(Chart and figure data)
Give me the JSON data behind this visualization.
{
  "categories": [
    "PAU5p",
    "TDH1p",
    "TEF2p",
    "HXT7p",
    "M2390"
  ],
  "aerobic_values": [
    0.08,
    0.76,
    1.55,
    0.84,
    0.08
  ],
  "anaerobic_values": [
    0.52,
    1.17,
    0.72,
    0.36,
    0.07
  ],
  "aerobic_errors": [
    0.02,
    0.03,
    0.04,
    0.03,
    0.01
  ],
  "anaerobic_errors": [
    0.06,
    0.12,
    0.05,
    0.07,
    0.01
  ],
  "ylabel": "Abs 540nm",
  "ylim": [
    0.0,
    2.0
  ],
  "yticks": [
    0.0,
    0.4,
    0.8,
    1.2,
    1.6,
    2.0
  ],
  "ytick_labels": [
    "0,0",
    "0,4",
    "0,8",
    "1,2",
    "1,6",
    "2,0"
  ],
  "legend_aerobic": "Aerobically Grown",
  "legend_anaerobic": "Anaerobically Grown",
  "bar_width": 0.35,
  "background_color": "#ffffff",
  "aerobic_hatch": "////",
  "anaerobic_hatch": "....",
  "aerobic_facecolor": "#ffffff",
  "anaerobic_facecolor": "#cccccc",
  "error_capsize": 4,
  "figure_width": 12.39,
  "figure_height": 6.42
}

THE TASK:
Print the listing above in its entirety, with every line exact.

TASK ANSWER:
Give me the JSON data behind this visualization.
{
  "categories": [
    "PAU5p",
    "TDH1p",
    "TEF2p",
    "HXT7p",
    "M2390"
  ],
  "aerobic_values": [
    0.08,
    0.76,
    1.55,
    0.84,
    0.08
  ],
  "anaerobic_values": [
    0.52,
    1.17,
    0.72,
    0.36,
    0.07
  ],
  "aerobic_errors": [
    0.02,
    0.03,
    0.04,
    0.03,
    0.01
  ],
  "anaerobic_errors": [
    0.06,
    0.12,
    0.05,
    0.07,
    0.01
  ],
  "ylabel": "Abs 540nm",
  "ylim": [
    0.0,
    2.0
  ],
  "yticks": [
    0.0,
    0.4,
    0.8,
    1.2,
    1.6,
    2.0
  ],
  "ytick_labels": [
    "0,0",
    "0,4",
    "0,8",
    "1,2",
    "1,6",
    "2,0"
  ],
  "legend_aerobic": "Aerobically Grown",
  "legend_anaerobic": "Anaerobically Grown",
  "bar_width": 0.35,
  "background_color": "#ffffff",
  "aerobic_hatch": "////",
  "anaerobic_hatch": "....",
  "aerobic_facecolor": "#ffffff",
  "anaerobic_facecolor": "#cccccc",
  "error_capsize": 4,
  "figure_width": 12.39,
  "figure_height": 6.42
}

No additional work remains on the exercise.